_Records provided:_
=-=-=-=-=
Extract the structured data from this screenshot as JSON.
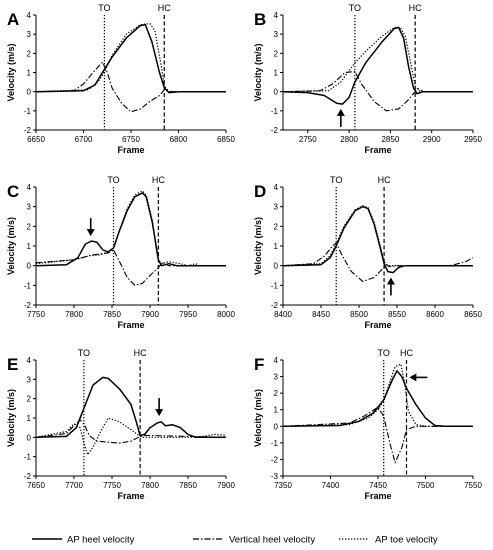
{
  "legend": {
    "solid": "AP heel velocity",
    "dashdot": "Vertical heel velocity",
    "dotted": "AP toe velocity"
  },
  "colors": {
    "ink": "#000000",
    "background": "#ffffff"
  },
  "chart_data": [
    {
      "type": "line",
      "panel": "A",
      "xlabel": "Frame",
      "ylabel": "Velocity (m/s)",
      "xlim": [
        6650,
        6850
      ],
      "ylim": [
        -2,
        4
      ],
      "xticks": [
        6650,
        6700,
        6750,
        6800,
        6850
      ],
      "yticks": [
        -2,
        -1,
        0,
        1,
        2,
        3,
        4
      ],
      "events": [
        {
          "label": "TO",
          "x": 6722,
          "style": "dotted"
        },
        {
          "label": "HC",
          "x": 6785,
          "style": "dashed"
        }
      ],
      "arrows": [],
      "series": [
        {
          "name": "AP heel velocity",
          "style": "solid",
          "x": [
            6650,
            6700,
            6712,
            6720,
            6730,
            6745,
            6760,
            6765,
            6772,
            6780,
            6785,
            6790,
            6800,
            6850
          ],
          "y": [
            0,
            0.05,
            0.35,
            1.0,
            1.8,
            2.8,
            3.45,
            3.5,
            2.6,
            1.0,
            0.2,
            -0.05,
            0,
            0
          ]
        },
        {
          "name": "Vertical heel velocity",
          "style": "dashdot",
          "x": [
            6650,
            6690,
            6700,
            6710,
            6720,
            6725,
            6730,
            6740,
            6750,
            6760,
            6770,
            6780,
            6785,
            6790,
            6800,
            6850
          ],
          "y": [
            0,
            0.05,
            0.4,
            1.0,
            1.55,
            1.0,
            0.2,
            -0.6,
            -1.05,
            -0.9,
            -0.5,
            -0.2,
            0.1,
            0,
            0,
            0
          ]
        },
        {
          "name": "AP toe velocity",
          "style": "dotted",
          "x": [
            6650,
            6705,
            6715,
            6722,
            6730,
            6745,
            6760,
            6770,
            6775,
            6782,
            6785,
            6790,
            6850
          ],
          "y": [
            0,
            0.1,
            0.5,
            1.0,
            1.9,
            3.0,
            3.5,
            3.55,
            3.2,
            1.3,
            0.3,
            0,
            0
          ]
        }
      ]
    },
    {
      "type": "line",
      "panel": "B",
      "xlabel": "Frame",
      "ylabel": "Velocity (m/s)",
      "xlim": [
        2720,
        2950
      ],
      "ylim": [
        -2,
        4
      ],
      "xticks": [
        2750,
        2800,
        2850,
        2900,
        2950
      ],
      "yticks": [
        -2,
        -1,
        0,
        1,
        2,
        3,
        4
      ],
      "events": [
        {
          "label": "TO",
          "x": 2807,
          "style": "dotted"
        },
        {
          "label": "HC",
          "x": 2880,
          "style": "dashed"
        }
      ],
      "arrows": [
        {
          "direction": "up",
          "x": 2790,
          "y": -0.9
        }
      ],
      "series": [
        {
          "name": "AP heel velocity",
          "style": "solid",
          "x": [
            2720,
            2750,
            2770,
            2785,
            2792,
            2800,
            2807,
            2820,
            2840,
            2855,
            2860,
            2866,
            2872,
            2878,
            2882,
            2890,
            2950
          ],
          "y": [
            0,
            -0.05,
            -0.2,
            -0.6,
            -0.65,
            -0.3,
            0.5,
            1.5,
            2.6,
            3.3,
            3.35,
            2.8,
            1.3,
            0.2,
            -0.1,
            0,
            0
          ]
        },
        {
          "name": "Vertical heel velocity",
          "style": "dashdot",
          "x": [
            2720,
            2765,
            2780,
            2795,
            2807,
            2815,
            2830,
            2845,
            2860,
            2870,
            2878,
            2884,
            2890,
            2950
          ],
          "y": [
            0,
            0.05,
            0.4,
            1.0,
            1.05,
            0.4,
            -0.5,
            -1.0,
            -0.9,
            -0.5,
            -0.1,
            0.15,
            0,
            0
          ]
        },
        {
          "name": "AP toe velocity",
          "style": "dotted",
          "x": [
            2720,
            2775,
            2790,
            2800,
            2807,
            2820,
            2840,
            2855,
            2862,
            2868,
            2875,
            2880,
            2886,
            2950
          ],
          "y": [
            0,
            0.05,
            0.5,
            1.1,
            1.5,
            2.1,
            2.9,
            3.35,
            3.35,
            2.9,
            1.4,
            0.3,
            0,
            0
          ]
        }
      ]
    },
    {
      "type": "line",
      "panel": "C",
      "xlabel": "Frame",
      "ylabel": "Velocity (m/s)",
      "xlim": [
        7750,
        8000
      ],
      "ylim": [
        -2,
        4
      ],
      "xticks": [
        7750,
        7800,
        7850,
        7900,
        7950,
        8000
      ],
      "yticks": [
        -2,
        -1,
        0,
        1,
        2,
        3,
        4
      ],
      "events": [
        {
          "label": "TO",
          "x": 7852,
          "style": "dotted"
        },
        {
          "label": "HC",
          "x": 7911,
          "style": "dashed"
        }
      ],
      "arrows": [
        {
          "direction": "down",
          "x": 7822,
          "y": 1.5
        }
      ],
      "series": [
        {
          "name": "AP heel velocity",
          "style": "solid",
          "x": [
            7750,
            7790,
            7805,
            7815,
            7823,
            7830,
            7838,
            7845,
            7852,
            7860,
            7870,
            7880,
            7890,
            7895,
            7903,
            7911,
            7915,
            7925,
            7935,
            8000
          ],
          "y": [
            0,
            0.05,
            0.4,
            1.1,
            1.25,
            1.2,
            0.8,
            0.7,
            0.9,
            1.8,
            2.8,
            3.5,
            3.7,
            3.5,
            2.2,
            0.3,
            0,
            0.1,
            0,
            0
          ]
        },
        {
          "name": "Vertical heel velocity",
          "style": "dashdot",
          "x": [
            7750,
            7800,
            7815,
            7825,
            7835,
            7845,
            7852,
            7860,
            7870,
            7880,
            7890,
            7900,
            7911,
            7916,
            7925,
            8000
          ],
          "y": [
            0.15,
            0.3,
            0.45,
            0.55,
            0.6,
            0.65,
            0.8,
            0.2,
            -0.6,
            -1.0,
            -0.9,
            -0.5,
            -0.1,
            0.15,
            0,
            0
          ]
        },
        {
          "name": "AP toe velocity",
          "style": "dotted",
          "x": [
            7750,
            7800,
            7820,
            7835,
            7845,
            7852,
            7860,
            7870,
            7880,
            7890,
            7895,
            7903,
            7910,
            7915,
            7925,
            7940,
            7950,
            7960,
            7965,
            8000
          ],
          "y": [
            0.1,
            0.3,
            0.5,
            0.55,
            0.7,
            0.9,
            1.8,
            2.9,
            3.6,
            3.8,
            3.6,
            2.3,
            0.4,
            0.1,
            0.2,
            0.1,
            0,
            0.1,
            0,
            0
          ]
        }
      ]
    },
    {
      "type": "line",
      "panel": "D",
      "xlabel": "Frame",
      "ylabel": "Velocity (m/s)",
      "xlim": [
        8400,
        8650
      ],
      "ylim": [
        -2,
        4
      ],
      "xticks": [
        8400,
        8450,
        8500,
        8550,
        8600,
        8650
      ],
      "yticks": [
        -2,
        -1,
        0,
        1,
        2,
        3,
        4
      ],
      "events": [
        {
          "label": "TO",
          "x": 8470,
          "style": "dotted"
        },
        {
          "label": "HC",
          "x": 8533,
          "style": "dashed"
        }
      ],
      "arrows": [
        {
          "direction": "up",
          "x": 8542,
          "y": -0.6
        }
      ],
      "series": [
        {
          "name": "AP heel velocity",
          "style": "solid",
          "x": [
            8400,
            8450,
            8462,
            8470,
            8480,
            8495,
            8505,
            8512,
            8520,
            8528,
            8533,
            8538,
            8545,
            8552,
            8560,
            8650
          ],
          "y": [
            0,
            0.05,
            0.4,
            1.0,
            1.9,
            2.8,
            3.0,
            2.9,
            2.1,
            0.9,
            0.1,
            -0.3,
            -0.35,
            -0.1,
            0,
            0
          ]
        },
        {
          "name": "Vertical heel velocity",
          "style": "dashdot",
          "x": [
            8400,
            8440,
            8455,
            8465,
            8470,
            8478,
            8490,
            8505,
            8520,
            8530,
            8536,
            8540,
            8550,
            8620,
            8640,
            8650
          ],
          "y": [
            0,
            0.1,
            0.5,
            1.0,
            1.15,
            0.5,
            -0.3,
            -0.8,
            -0.6,
            -0.2,
            0.05,
            -0.05,
            0,
            0,
            0.2,
            0.4
          ]
        },
        {
          "name": "AP toe velocity",
          "style": "dotted",
          "x": [
            8400,
            8450,
            8462,
            8470,
            8480,
            8495,
            8505,
            8512,
            8520,
            8528,
            8533,
            8538,
            8550,
            8650
          ],
          "y": [
            0,
            0.1,
            0.5,
            1.1,
            2.0,
            2.85,
            3.05,
            2.95,
            2.2,
            1.0,
            0.2,
            0,
            0,
            0
          ]
        }
      ]
    },
    {
      "type": "line",
      "panel": "E",
      "xlabel": "Frame",
      "ylabel": "Velocity (m/s)",
      "xlim": [
        7650,
        7900
      ],
      "ylim": [
        -2,
        4
      ],
      "xticks": [
        7650,
        7700,
        7750,
        7800,
        7850,
        7900
      ],
      "yticks": [
        -2,
        -1,
        0,
        1,
        2,
        3,
        4
      ],
      "events": [
        {
          "label": "TO",
          "x": 7713,
          "style": "dotted"
        },
        {
          "label": "HC",
          "x": 7787,
          "style": "dashed"
        }
      ],
      "arrows": [
        {
          "direction": "down",
          "x": 7812,
          "y": 1.1
        }
      ],
      "series": [
        {
          "name": "AP heel velocity",
          "style": "solid",
          "x": [
            7650,
            7690,
            7703,
            7713,
            7725,
            7738,
            7745,
            7760,
            7775,
            7782,
            7787,
            7793,
            7800,
            7810,
            7815,
            7820,
            7830,
            7840,
            7850,
            7860,
            7900
          ],
          "y": [
            0,
            0.05,
            0.5,
            1.5,
            2.7,
            3.1,
            3.05,
            2.5,
            1.7,
            0.8,
            0.1,
            0.15,
            0.5,
            0.75,
            0.8,
            0.6,
            0.65,
            0.5,
            0.15,
            0,
            0
          ]
        },
        {
          "name": "Vertical heel velocity",
          "style": "dashdot",
          "x": [
            7650,
            7690,
            7700,
            7708,
            7713,
            7720,
            7730,
            7745,
            7760,
            7775,
            7787,
            7795,
            7850,
            7900
          ],
          "y": [
            0,
            0.2,
            0.6,
            0.9,
            0.7,
            0.1,
            -0.2,
            -0.25,
            -0.3,
            -0.2,
            0.05,
            0.1,
            0.05,
            0
          ]
        },
        {
          "name": "AP toe velocity",
          "style": "dotted",
          "x": [
            7650,
            7690,
            7700,
            7708,
            7713,
            7718,
            7725,
            7735,
            7745,
            7760,
            7775,
            7785,
            7790,
            7800,
            7850,
            7870,
            7885,
            7900
          ],
          "y": [
            0,
            0.3,
            0.7,
            0.5,
            -0.3,
            -0.9,
            -0.5,
            0.3,
            1.0,
            0.8,
            0.4,
            0.1,
            0,
            0,
            0,
            0.05,
            0.15,
            0.1
          ]
        }
      ]
    },
    {
      "type": "line",
      "panel": "F",
      "xlabel": "Frame",
      "ylabel": "Velocity (m/s)",
      "xlim": [
        7350,
        7550
      ],
      "ylim": [
        -3,
        4
      ],
      "xticks": [
        7350,
        7400,
        7450,
        7500,
        7550
      ],
      "yticks": [
        -3,
        -2,
        -1,
        0,
        1,
        2,
        3,
        4
      ],
      "events": [
        {
          "label": "TO",
          "x": 7456,
          "style": "dotted"
        },
        {
          "label": "HC",
          "x": 7480,
          "style": "dashed"
        }
      ],
      "arrows": [
        {
          "direction": "left",
          "x": 7483,
          "y": 2.95
        }
      ],
      "series": [
        {
          "name": "AP heel velocity",
          "style": "solid",
          "x": [
            7350,
            7410,
            7430,
            7445,
            7456,
            7465,
            7470,
            7475,
            7480,
            7490,
            7500,
            7510,
            7520,
            7550
          ],
          "y": [
            0,
            0.05,
            0.3,
            0.8,
            1.6,
            2.8,
            3.35,
            3.0,
            2.3,
            1.3,
            0.5,
            0.05,
            0,
            0
          ]
        },
        {
          "name": "Vertical heel velocity",
          "style": "dashdot",
          "x": [
            7350,
            7420,
            7435,
            7450,
            7456,
            7462,
            7468,
            7475,
            7480,
            7490,
            7500,
            7550
          ],
          "y": [
            0,
            0.2,
            0.6,
            1.15,
            0.6,
            -0.9,
            -2.2,
            -1.3,
            -0.2,
            0,
            0,
            0
          ]
        },
        {
          "name": "AP toe velocity",
          "style": "dotted",
          "x": [
            7350,
            7420,
            7440,
            7450,
            7456,
            7462,
            7468,
            7474,
            7478,
            7482,
            7490,
            7500,
            7550
          ],
          "y": [
            0,
            0.1,
            0.5,
            1.0,
            1.5,
            2.6,
            3.6,
            3.75,
            2.6,
            0.9,
            0.1,
            0,
            0
          ]
        }
      ]
    }
  ]
}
=-=-=-=-=
_Directions for this task:_ Please list every line of the records that contains "panel".

_Solution to this task:_
      "panel": "A",
      "panel": "B",
      "panel": "C",
      "panel": "D",
      "panel": "E",
      "panel": "F",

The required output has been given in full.